Entries with figure data:
☆ ☆ ☆ ☆ ☆ ☆ ☆
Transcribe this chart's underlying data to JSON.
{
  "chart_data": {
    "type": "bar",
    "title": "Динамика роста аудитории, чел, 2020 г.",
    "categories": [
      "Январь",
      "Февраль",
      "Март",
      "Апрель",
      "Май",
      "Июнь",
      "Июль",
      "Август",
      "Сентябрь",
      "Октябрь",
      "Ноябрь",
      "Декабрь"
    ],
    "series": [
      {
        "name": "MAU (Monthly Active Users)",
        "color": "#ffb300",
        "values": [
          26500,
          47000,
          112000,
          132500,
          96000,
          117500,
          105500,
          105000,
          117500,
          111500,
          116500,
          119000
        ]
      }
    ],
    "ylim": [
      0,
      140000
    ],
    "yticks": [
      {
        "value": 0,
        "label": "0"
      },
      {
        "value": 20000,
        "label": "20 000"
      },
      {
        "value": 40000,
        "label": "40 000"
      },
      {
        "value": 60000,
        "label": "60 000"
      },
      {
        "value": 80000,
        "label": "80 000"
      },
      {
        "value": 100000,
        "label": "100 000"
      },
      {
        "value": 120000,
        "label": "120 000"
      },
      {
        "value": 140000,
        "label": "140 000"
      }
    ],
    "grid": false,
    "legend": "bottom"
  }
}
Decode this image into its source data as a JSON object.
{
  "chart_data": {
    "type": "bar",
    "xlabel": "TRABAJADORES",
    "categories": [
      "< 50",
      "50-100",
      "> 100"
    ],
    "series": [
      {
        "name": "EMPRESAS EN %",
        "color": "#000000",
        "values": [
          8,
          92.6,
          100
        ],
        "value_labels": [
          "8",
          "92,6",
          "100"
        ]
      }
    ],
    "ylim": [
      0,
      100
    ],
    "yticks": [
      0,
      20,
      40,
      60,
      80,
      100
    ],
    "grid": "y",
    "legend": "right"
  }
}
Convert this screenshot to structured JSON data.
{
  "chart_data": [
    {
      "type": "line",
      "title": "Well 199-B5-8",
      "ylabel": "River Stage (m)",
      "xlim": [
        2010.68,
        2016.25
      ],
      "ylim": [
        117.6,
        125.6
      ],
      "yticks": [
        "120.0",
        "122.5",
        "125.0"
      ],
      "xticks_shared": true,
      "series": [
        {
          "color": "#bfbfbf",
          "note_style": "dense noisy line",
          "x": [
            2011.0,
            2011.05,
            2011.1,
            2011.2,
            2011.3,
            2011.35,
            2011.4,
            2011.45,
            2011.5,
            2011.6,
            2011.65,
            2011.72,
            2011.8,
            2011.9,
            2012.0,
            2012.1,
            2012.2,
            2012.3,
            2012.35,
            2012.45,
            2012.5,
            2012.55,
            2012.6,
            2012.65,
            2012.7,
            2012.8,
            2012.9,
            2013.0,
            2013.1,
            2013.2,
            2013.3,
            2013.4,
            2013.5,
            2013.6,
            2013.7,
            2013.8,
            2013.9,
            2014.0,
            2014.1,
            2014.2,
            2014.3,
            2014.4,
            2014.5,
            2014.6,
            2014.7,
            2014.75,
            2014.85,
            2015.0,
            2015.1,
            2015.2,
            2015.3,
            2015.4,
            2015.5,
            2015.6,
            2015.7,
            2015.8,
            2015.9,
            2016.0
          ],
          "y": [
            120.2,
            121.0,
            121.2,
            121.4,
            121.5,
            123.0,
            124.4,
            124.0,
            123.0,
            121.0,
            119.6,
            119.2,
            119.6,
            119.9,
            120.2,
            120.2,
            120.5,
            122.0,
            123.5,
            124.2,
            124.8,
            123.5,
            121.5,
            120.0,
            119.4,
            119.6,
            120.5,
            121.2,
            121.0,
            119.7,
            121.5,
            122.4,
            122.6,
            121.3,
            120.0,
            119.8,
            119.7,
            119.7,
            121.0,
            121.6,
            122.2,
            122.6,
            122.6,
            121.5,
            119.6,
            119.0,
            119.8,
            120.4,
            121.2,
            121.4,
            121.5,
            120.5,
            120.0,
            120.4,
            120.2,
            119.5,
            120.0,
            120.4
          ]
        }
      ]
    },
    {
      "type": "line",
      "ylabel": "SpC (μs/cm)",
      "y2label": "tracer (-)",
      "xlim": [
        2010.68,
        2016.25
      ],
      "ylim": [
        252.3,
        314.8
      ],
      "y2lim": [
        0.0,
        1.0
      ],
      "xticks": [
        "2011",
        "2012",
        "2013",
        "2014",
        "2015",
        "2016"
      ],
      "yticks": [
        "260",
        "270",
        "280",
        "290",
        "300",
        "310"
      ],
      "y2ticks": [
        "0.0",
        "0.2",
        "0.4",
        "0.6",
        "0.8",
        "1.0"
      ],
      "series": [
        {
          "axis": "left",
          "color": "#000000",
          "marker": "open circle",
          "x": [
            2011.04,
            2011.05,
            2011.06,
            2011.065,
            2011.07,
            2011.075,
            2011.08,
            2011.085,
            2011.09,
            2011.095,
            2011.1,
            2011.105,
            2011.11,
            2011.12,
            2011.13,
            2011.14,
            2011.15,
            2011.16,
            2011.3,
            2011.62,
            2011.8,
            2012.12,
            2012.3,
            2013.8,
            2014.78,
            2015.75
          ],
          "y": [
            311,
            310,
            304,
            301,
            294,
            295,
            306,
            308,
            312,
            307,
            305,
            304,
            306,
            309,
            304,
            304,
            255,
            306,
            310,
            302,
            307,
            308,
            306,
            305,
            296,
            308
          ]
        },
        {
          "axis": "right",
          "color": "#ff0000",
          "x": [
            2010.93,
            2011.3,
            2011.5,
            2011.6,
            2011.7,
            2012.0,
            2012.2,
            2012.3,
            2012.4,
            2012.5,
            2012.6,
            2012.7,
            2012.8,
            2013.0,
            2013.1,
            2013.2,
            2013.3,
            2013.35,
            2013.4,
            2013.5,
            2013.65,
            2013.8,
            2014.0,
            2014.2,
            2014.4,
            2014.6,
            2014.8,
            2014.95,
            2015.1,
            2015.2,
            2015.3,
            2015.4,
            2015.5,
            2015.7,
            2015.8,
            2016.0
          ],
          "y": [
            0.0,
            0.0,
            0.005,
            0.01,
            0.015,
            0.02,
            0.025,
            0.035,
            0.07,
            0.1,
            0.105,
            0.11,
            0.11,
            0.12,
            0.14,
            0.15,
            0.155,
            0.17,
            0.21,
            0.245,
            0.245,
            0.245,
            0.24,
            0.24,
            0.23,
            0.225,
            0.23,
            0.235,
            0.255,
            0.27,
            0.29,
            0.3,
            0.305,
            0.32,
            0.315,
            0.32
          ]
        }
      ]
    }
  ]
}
☆ ☆ ☆ ☆ ☆ ☆ ☆
▸ WHAT IS EXPECTED
Transcribe the whole listing with nothing added or left out.

▸ EXERCISE ANSWER
Transcribe this chart's underlying data to JSON.
{
  "chart_data": {
    "type": "bar",
    "title": "Динамика роста аудитории, чел, 2020 г.",
    "categories": [
      "Январь",
      "Февраль",
      "Март",
      "Апрель",
      "Май",
      "Июнь",
      "Июль",
      "Август",
      "Сентябрь",
      "Октябрь",
      "Ноябрь",
      "Декабрь"
    ],
    "series": [
      {
        "name": "MAU (Monthly Active Users)",
        "color": "#ffb300",
        "values": [
          26500,
          47000,
          112000,
          132500,
          96000,
          117500,
          105500,
          105000,
          117500,
          111500,
          116500,
          119000
        ]
      }
    ],
    "ylim": [
      0,
      140000
    ],
    "yticks": [
      {
        "value": 0,
        "label": "0"
      },
      {
        "value": 20000,
        "label": "20 000"
      },
      {
        "value": 40000,
        "label": "40 000"
      },
      {
        "value": 60000,
        "label": "60 000"
      },
      {
        "value": 80000,
        "label": "80 000"
      },
      {
        "value": 100000,
        "label": "100 000"
      },
      {
        "value": 120000,
        "label": "120 000"
      },
      {
        "value": 140000,
        "label": "140 000"
      }
    ],
    "grid": false,
    "legend": "bottom"
  }
}
Decode this image into its source data as a JSON object.
{
  "chart_data": {
    "type": "bar",
    "xlabel": "TRABAJADORES",
    "categories": [
      "< 50",
      "50-100",
      "> 100"
    ],
    "series": [
      {
        "name": "EMPRESAS EN %",
        "color": "#000000",
        "values": [
          8,
          92.6,
          100
        ],
        "value_labels": [
          "8",
          "92,6",
          "100"
        ]
      }
    ],
    "ylim": [
      0,
      100
    ],
    "yticks": [
      0,
      20,
      40,
      60,
      80,
      100
    ],
    "grid": "y",
    "legend": "right"
  }
}
Convert this screenshot to structured JSON data.
{
  "chart_data": [
    {
      "type": "line",
      "title": "Well 199-B5-8",
      "ylabel": "River Stage (m)",
      "xlim": [
        2010.68,
        2016.25
      ],
      "ylim": [
        117.6,
        125.6
      ],
      "yticks": [
        "120.0",
        "122.5",
        "125.0"
      ],
      "xticks_shared": true,
      "series": [
        {
          "color": "#bfbfbf",
          "note_style": "dense noisy line",
          "x": [
            2011.0,
            2011.05,
            2011.1,
            2011.2,
            2011.3,
            2011.35,
            2011.4,
            2011.45,
            2011.5,
            2011.6,
            2011.65,
            2011.72,
            2011.8,
            2011.9,
            2012.0,
            2012.1,
            2012.2,
            2012.3,
            2012.35,
            2012.45,
            2012.5,
            2012.55,
            2012.6,
            2012.65,
            2012.7,
            2012.8,
            2012.9,
            2013.0,
            2013.1,
            2013.2,
            2013.3,
            2013.4,
            2013.5,
            2013.6,
            2013.7,
            2013.8,
            2013.9,
            2014.0,
            2014.1,
            2014.2,
            2014.3,
            2014.4,
            2014.5,
            2014.6,
            2014.7,
            2014.75,
            2014.85,
            2015.0,
            2015.1,
            2015.2,
            2015.3,
            2015.4,
            2015.5,
            2015.6,
            2015.7,
            2015.8,
            2015.9,
            2016.0
          ],
          "y": [
            120.2,
            121.0,
            121.2,
            121.4,
            121.5,
            123.0,
            124.4,
            124.0,
            123.0,
            121.0,
            119.6,
            119.2,
            119.6,
            119.9,
            120.2,
            120.2,
            120.5,
            122.0,
            123.5,
            124.2,
            124.8,
            123.5,
            121.5,
            120.0,
            119.4,
            119.6,
            120.5,
            121.2,
            121.0,
            119.7,
            121.5,
            122.4,
            122.6,
            121.3,
            120.0,
            119.8,
            119.7,
            119.7,
            121.0,
            121.6,
            122.2,
            122.6,
            122.6,
            121.5,
            119.6,
            119.0,
            119.8,
            120.4,
            121.2,
            121.4,
            121.5,
            120.5,
            120.0,
            120.4,
            120.2,
            119.5,
            120.0,
            120.4
          ]
        }
      ]
    },
    {
      "type": "line",
      "ylabel": "SpC (μs/cm)",
      "y2label": "tracer (-)",
      "xlim": [
        2010.68,
        2016.25
      ],
      "ylim": [
        252.3,
        314.8
      ],
      "y2lim": [
        0.0,
        1.0
      ],
      "xticks": [
        "2011",
        "2012",
        "2013",
        "2014",
        "2015",
        "2016"
      ],
      "yticks": [
        "260",
        "270",
        "280",
        "290",
        "300",
        "310"
      ],
      "y2ticks": [
        "0.0",
        "0.2",
        "0.4",
        "0.6",
        "0.8",
        "1.0"
      ],
      "series": [
        {
          "axis": "left",
          "color": "#000000",
          "marker": "open circle",
          "x": [
            2011.04,
            2011.05,
            2011.06,
            2011.065,
            2011.07,
            2011.075,
            2011.08,
            2011.085,
            2011.09,
            2011.095,
            2011.1,
            2011.105,
            2011.11,
            2011.12,
            2011.13,
            2011.14,
            2011.15,
            2011.16,
            2011.3,
            2011.62,
            2011.8,
            2012.12,
            2012.3,
            2013.8,
            2014.78,
            2015.75
          ],
          "y": [
            311,
            310,
            304,
            301,
            294,
            295,
            306,
            308,
            312,
            307,
            305,
            304,
            306,
            309,
            304,
            304,
            255,
            306,
            310,
            302,
            307,
            308,
            306,
            305,
            296,
            308
          ]
        },
        {
          "axis": "right",
          "color": "#ff0000",
          "x": [
            2010.93,
            2011.3,
            2011.5,
            2011.6,
            2011.7,
            2012.0,
            2012.2,
            2012.3,
            2012.4,
            2012.5,
            2012.6,
            2012.7,
            2012.8,
            2013.0,
            2013.1,
            2013.2,
            2013.3,
            2013.35,
            2013.4,
            2013.5,
            2013.65,
            2013.8,
            2014.0,
            2014.2,
            2014.4,
            2014.6,
            2014.8,
            2014.95,
            2015.1,
            2015.2,
            2015.3,
            2015.4,
            2015.5,
            2015.7,
            2015.8,
            2016.0
          ],
          "y": [
            0.0,
            0.0,
            0.005,
            0.01,
            0.015,
            0.02,
            0.025,
            0.035,
            0.07,
            0.1,
            0.105,
            0.11,
            0.11,
            0.12,
            0.14,
            0.15,
            0.155,
            0.17,
            0.21,
            0.245,
            0.245,
            0.245,
            0.24,
            0.24,
            0.23,
            0.225,
            0.23,
            0.235,
            0.255,
            0.27,
            0.29,
            0.3,
            0.305,
            0.32,
            0.315,
            0.32
          ]
        }
      ]
    }
  ]
}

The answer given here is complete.